**元の文章**
三菱一号館美術館にて2月25日~4月9日まで開催されていた
【 芳幾・芳年-国芳門下の2大ライバル 】という浮世絵展。
先日の東京旅行時にじっ・・・・・くりと鑑賞して参りました。

江戸浮世絵界の重要人物・歌川国芳の下で研鑚を積んだ、落合芳幾と月岡芳年。
師の教えを継いだ彼らは良きライバルであり、当時は人気を二分した絵師さんです。
芳幾・芳年は師からそれぞれ異なる面を受け継ぎ独自の描写を発展させています。

< 芳幾について >—————————————————-

 

芳幾は写生を重視し、世相風刺の画題を得意とした国芳を引き継いだと言えます。
落合芳幾は1855年に江戸を襲った大地震の惨状を写した錦絵で名声を得まました。

(注釈付き領域の一覧)
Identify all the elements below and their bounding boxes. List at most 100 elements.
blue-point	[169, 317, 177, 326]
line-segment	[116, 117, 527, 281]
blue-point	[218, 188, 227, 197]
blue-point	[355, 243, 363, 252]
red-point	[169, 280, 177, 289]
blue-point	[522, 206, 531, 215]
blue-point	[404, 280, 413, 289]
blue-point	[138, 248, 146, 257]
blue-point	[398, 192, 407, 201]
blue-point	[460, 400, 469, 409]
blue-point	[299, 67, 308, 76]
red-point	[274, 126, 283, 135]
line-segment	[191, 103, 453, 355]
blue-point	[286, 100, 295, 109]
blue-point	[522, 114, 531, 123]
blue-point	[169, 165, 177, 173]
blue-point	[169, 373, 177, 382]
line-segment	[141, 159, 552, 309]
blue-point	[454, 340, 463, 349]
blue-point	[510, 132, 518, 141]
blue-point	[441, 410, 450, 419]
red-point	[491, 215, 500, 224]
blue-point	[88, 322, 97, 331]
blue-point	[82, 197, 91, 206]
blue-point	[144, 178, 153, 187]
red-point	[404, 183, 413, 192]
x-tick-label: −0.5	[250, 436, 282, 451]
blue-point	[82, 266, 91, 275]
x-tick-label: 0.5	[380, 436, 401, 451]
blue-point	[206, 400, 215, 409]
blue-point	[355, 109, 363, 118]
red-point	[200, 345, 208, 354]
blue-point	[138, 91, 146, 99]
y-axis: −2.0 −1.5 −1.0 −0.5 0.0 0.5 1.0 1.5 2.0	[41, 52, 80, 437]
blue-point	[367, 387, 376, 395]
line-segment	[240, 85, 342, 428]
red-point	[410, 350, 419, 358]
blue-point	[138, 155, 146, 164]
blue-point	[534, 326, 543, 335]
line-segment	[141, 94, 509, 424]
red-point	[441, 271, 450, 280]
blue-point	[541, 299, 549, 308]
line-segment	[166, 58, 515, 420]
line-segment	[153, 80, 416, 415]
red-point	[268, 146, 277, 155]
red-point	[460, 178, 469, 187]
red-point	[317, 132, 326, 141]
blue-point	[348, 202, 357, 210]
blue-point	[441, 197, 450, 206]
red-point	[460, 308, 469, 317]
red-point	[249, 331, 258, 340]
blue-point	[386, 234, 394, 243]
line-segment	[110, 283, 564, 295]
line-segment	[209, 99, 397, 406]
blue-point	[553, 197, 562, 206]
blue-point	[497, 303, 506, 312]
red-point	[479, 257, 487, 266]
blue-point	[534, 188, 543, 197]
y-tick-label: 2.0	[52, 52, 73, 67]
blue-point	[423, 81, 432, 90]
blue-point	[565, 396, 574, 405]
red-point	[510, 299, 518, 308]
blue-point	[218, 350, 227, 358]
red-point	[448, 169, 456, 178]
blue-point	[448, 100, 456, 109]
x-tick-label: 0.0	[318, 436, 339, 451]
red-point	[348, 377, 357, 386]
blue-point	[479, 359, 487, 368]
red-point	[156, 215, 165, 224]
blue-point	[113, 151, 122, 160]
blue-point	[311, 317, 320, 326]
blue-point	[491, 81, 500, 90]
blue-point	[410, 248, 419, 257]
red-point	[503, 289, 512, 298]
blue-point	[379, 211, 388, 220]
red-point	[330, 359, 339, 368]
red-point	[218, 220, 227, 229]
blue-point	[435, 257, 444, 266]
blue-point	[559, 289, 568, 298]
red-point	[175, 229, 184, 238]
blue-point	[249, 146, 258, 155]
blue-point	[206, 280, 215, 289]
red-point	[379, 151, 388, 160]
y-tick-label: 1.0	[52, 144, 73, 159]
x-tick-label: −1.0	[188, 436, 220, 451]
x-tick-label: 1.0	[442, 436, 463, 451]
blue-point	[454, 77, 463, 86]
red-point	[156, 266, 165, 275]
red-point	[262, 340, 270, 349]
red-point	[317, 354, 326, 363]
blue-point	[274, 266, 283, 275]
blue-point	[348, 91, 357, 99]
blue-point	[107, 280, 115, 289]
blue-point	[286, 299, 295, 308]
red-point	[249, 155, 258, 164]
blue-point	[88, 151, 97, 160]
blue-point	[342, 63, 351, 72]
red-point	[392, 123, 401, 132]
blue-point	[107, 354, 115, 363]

**課題の条件**
**A.** 浮世絵展の文章を「三菱一号館美術館にて2月25日~4月9日まで開催されていた」から「芳幾は写生を重視し、世相風刺の画題を得意とした国芳を引き継いだと言えます。」まで書き写し、その中の「ライバル」を「好敵手」に言い換えてください。
**B.** 浮世絵展の文章で、姓と名がそろって書かれている絵師の名前をすべて挙げてください。

**解答一覧**
**A.**
三菱一号館美術館にて2月25日~4月9日まで開催されていた
【 芳幾・芳年-国芳門下の2大好敵手 】という浮世絵展。
先日の東京旅行時にじっ・・・・・くりと鑑賞して参りました。

江戸浮世絵界の重要人物・歌川国芳の下で研鑚を積んだ、落合芳幾と月岡芳年。
師の教えを継いだ彼らは良き好敵手であり、当時は人気を二分した絵師さんです。
芳幾・芳年は師からそれぞれ異なる面を受け継ぎ独自の描写を発展させています。

< 芳幾について >—————————————————-

 

芳幾は写生を重視し、世相風刺の画題を得意とした国芳を引き継いだと言えます。

**B.** 歌川国芳、落合芳幾、月岡芳年